## REQUIRED WORK
Retype the listing below line for line, changing nothing.
---- DATA TO PROCESS
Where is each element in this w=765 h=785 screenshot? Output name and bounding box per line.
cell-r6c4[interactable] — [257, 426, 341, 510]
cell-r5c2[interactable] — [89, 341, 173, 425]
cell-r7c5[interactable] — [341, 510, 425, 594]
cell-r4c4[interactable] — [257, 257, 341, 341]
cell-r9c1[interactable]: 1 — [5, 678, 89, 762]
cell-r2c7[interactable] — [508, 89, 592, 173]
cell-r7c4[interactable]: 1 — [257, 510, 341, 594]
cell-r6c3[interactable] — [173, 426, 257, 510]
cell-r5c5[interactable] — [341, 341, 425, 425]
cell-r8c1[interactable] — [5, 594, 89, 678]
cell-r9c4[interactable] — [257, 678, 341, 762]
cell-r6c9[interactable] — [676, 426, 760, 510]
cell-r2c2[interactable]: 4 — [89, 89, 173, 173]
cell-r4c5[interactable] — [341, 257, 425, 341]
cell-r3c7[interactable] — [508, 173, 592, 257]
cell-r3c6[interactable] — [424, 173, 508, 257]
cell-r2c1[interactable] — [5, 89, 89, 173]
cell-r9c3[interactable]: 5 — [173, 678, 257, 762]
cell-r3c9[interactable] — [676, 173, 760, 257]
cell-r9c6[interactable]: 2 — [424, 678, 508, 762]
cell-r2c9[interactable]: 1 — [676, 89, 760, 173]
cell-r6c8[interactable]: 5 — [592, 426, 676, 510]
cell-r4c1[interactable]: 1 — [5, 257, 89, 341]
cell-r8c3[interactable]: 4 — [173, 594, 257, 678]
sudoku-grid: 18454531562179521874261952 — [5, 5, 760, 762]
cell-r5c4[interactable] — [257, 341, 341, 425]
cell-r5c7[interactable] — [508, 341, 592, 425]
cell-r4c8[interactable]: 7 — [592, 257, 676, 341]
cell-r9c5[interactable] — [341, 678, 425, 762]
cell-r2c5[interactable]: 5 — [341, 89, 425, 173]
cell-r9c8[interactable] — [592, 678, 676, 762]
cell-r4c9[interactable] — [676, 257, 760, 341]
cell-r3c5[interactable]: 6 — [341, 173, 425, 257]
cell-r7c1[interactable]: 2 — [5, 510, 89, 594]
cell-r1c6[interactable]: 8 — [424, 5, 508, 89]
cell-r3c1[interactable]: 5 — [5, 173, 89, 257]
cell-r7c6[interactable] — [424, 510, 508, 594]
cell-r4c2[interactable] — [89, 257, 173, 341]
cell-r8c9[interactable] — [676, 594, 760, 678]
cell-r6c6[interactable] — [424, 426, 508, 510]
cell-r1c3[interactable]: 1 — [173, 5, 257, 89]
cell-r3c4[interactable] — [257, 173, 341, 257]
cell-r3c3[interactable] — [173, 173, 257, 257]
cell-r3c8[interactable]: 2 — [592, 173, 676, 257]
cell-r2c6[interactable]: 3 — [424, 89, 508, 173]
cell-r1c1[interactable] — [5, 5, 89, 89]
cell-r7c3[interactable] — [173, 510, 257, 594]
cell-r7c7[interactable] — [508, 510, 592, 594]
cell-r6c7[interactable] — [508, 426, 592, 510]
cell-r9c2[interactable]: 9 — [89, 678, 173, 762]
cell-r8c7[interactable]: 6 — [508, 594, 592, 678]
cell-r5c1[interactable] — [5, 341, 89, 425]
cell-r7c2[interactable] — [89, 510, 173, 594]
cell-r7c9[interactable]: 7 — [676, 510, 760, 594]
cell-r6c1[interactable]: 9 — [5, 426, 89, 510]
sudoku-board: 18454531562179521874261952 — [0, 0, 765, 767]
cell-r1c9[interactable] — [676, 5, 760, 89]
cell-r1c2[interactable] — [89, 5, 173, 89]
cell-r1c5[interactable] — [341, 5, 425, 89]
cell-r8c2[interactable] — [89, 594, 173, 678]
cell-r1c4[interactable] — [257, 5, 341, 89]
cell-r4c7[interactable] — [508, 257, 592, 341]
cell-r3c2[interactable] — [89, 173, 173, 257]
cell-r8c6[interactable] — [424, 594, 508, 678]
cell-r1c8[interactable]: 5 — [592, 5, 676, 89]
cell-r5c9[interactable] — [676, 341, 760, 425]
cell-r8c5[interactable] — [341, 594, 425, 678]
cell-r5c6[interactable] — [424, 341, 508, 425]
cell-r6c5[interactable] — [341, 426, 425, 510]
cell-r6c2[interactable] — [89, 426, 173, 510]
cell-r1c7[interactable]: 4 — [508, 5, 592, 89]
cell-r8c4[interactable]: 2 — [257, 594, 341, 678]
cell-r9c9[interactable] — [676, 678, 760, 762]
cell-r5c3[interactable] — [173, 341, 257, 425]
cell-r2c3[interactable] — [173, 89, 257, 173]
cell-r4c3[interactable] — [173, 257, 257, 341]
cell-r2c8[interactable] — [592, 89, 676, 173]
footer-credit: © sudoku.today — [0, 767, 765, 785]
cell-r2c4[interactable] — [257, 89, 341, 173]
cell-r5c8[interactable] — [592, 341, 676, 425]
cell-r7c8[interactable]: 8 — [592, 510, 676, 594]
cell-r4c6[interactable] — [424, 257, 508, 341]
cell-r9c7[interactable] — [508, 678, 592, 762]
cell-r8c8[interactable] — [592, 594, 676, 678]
--------
## SOLUTION FOR THIS TASK
Where is each element in this w=765 h=785 screenshot? Output name and bounding box per line.
cell-r6c4[interactable] — [257, 426, 341, 510]
cell-r5c2[interactable] — [89, 341, 173, 425]
cell-r7c5[interactable] — [341, 510, 425, 594]
cell-r4c4[interactable] — [257, 257, 341, 341]
cell-r9c1[interactable]: 1 — [5, 678, 89, 762]
cell-r2c7[interactable] — [508, 89, 592, 173]
cell-r7c4[interactable]: 1 — [257, 510, 341, 594]
cell-r6c3[interactable] — [173, 426, 257, 510]
cell-r5c5[interactable] — [341, 341, 425, 425]
cell-r8c1[interactable] — [5, 594, 89, 678]
cell-r9c4[interactable] — [257, 678, 341, 762]
cell-r6c9[interactable] — [676, 426, 760, 510]
cell-r2c2[interactable]: 4 — [89, 89, 173, 173]
cell-r4c5[interactable] — [341, 257, 425, 341]
cell-r3c7[interactable] — [508, 173, 592, 257]
cell-r3c6[interactable] — [424, 173, 508, 257]
cell-r2c1[interactable] — [5, 89, 89, 173]
cell-r9c3[interactable]: 5 — [173, 678, 257, 762]
cell-r3c9[interactable] — [676, 173, 760, 257]
cell-r9c6[interactable]: 2 — [424, 678, 508, 762]
cell-r2c9[interactable]: 1 — [676, 89, 760, 173]
cell-r6c8[interactable]: 5 — [592, 426, 676, 510]
cell-r4c1[interactable]: 1 — [5, 257, 89, 341]
cell-r8c3[interactable]: 4 — [173, 594, 257, 678]
sudoku-grid: 18454531562179521874261952 — [5, 5, 760, 762]
cell-r5c4[interactable] — [257, 341, 341, 425]
cell-r5c7[interactable] — [508, 341, 592, 425]
cell-r4c8[interactable]: 7 — [592, 257, 676, 341]
cell-r9c5[interactable] — [341, 678, 425, 762]
cell-r2c5[interactable]: 5 — [341, 89, 425, 173]
cell-r9c8[interactable] — [592, 678, 676, 762]
cell-r4c9[interactable] — [676, 257, 760, 341]
cell-r3c5[interactable]: 6 — [341, 173, 425, 257]
cell-r7c1[interactable]: 2 — [5, 510, 89, 594]
cell-r1c6[interactable]: 8 — [424, 5, 508, 89]
cell-r3c1[interactable]: 5 — [5, 173, 89, 257]
cell-r7c6[interactable] — [424, 510, 508, 594]
cell-r4c2[interactable] — [89, 257, 173, 341]
cell-r8c9[interactable] — [676, 594, 760, 678]
cell-r6c6[interactable] — [424, 426, 508, 510]
cell-r1c3[interactable]: 1 — [173, 5, 257, 89]
cell-r3c4[interactable] — [257, 173, 341, 257]
cell-r3c3[interactable] — [173, 173, 257, 257]
cell-r3c8[interactable]: 2 — [592, 173, 676, 257]
cell-r2c6[interactable]: 3 — [424, 89, 508, 173]
cell-r1c1[interactable] — [5, 5, 89, 89]
cell-r7c3[interactable] — [173, 510, 257, 594]
cell-r7c7[interactable] — [508, 510, 592, 594]
cell-r6c7[interactable] — [508, 426, 592, 510]
cell-r9c2[interactable]: 9 — [89, 678, 173, 762]
cell-r8c7[interactable]: 6 — [508, 594, 592, 678]
cell-r5c1[interactable] — [5, 341, 89, 425]
cell-r7c2[interactable] — [89, 510, 173, 594]
cell-r7c9[interactable]: 7 — [676, 510, 760, 594]
cell-r6c1[interactable]: 9 — [5, 426, 89, 510]
sudoku-board: 18454531562179521874261952 — [0, 0, 765, 767]
cell-r1c9[interactable] — [676, 5, 760, 89]
cell-r1c2[interactable] — [89, 5, 173, 89]
cell-r1c5[interactable] — [341, 5, 425, 89]
cell-r8c2[interactable] — [89, 594, 173, 678]
cell-r1c4[interactable] — [257, 5, 341, 89]
cell-r4c7[interactable] — [508, 257, 592, 341]
cell-r3c2[interactable] — [89, 173, 173, 257]
cell-r8c6[interactable] — [424, 594, 508, 678]
cell-r1c8[interactable]: 5 — [592, 5, 676, 89]
cell-r5c9[interactable] — [676, 341, 760, 425]
cell-r8c5[interactable] — [341, 594, 425, 678]
cell-r5c6[interactable] — [424, 341, 508, 425]
cell-r6c5[interactable] — [341, 426, 425, 510]
cell-r6c2[interactable] — [89, 426, 173, 510]
cell-r1c7[interactable]: 4 — [508, 5, 592, 89]
cell-r8c4[interactable]: 2 — [257, 594, 341, 678]
cell-r9c9[interactable] — [676, 678, 760, 762]
cell-r5c3[interactable] — [173, 341, 257, 425]
cell-r2c3[interactable] — [173, 89, 257, 173]
cell-r4c3[interactable] — [173, 257, 257, 341]
cell-r2c8[interactable] — [592, 89, 676, 173]
footer-credit: © sudoku.today — [0, 767, 765, 785]
cell-r2c4[interactable] — [257, 89, 341, 173]
cell-r5c8[interactable] — [592, 341, 676, 425]
cell-r7c8[interactable]: 8 — [592, 510, 676, 594]
cell-r4c6[interactable] — [424, 257, 508, 341]
cell-r9c7[interactable] — [508, 678, 592, 762]
cell-r8c8[interactable] — [592, 594, 676, 678]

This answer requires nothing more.